— BEGIN Data for this task —
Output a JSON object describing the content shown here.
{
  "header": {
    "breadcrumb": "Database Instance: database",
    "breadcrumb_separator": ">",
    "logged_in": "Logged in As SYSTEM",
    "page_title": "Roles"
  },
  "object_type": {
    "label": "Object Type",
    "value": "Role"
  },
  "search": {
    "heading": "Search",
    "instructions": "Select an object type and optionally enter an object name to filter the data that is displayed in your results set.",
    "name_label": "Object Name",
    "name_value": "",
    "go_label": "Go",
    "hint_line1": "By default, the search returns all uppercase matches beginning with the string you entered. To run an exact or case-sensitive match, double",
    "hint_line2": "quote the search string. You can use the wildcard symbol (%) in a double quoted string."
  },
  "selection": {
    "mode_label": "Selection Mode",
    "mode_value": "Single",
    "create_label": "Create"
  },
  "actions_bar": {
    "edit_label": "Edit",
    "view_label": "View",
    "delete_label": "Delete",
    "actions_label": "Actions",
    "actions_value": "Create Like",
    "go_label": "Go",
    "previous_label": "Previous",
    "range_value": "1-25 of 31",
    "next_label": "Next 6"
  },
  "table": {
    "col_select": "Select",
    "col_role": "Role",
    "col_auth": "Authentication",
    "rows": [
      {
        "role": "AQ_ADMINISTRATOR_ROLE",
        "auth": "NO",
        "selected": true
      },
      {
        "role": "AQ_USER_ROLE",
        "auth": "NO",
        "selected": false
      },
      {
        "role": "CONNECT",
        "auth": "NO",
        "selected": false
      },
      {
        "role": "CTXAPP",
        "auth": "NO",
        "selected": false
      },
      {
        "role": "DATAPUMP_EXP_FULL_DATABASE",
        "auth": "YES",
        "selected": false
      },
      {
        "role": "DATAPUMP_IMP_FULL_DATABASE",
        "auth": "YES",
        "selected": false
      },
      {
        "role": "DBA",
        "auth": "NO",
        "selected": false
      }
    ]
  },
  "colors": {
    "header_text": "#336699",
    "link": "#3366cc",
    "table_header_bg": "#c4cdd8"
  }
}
— END Data for this task —
## Exercise
Work out how many lines in the records above contain the word "double", and reply with that number alone.

## Solution to this task
2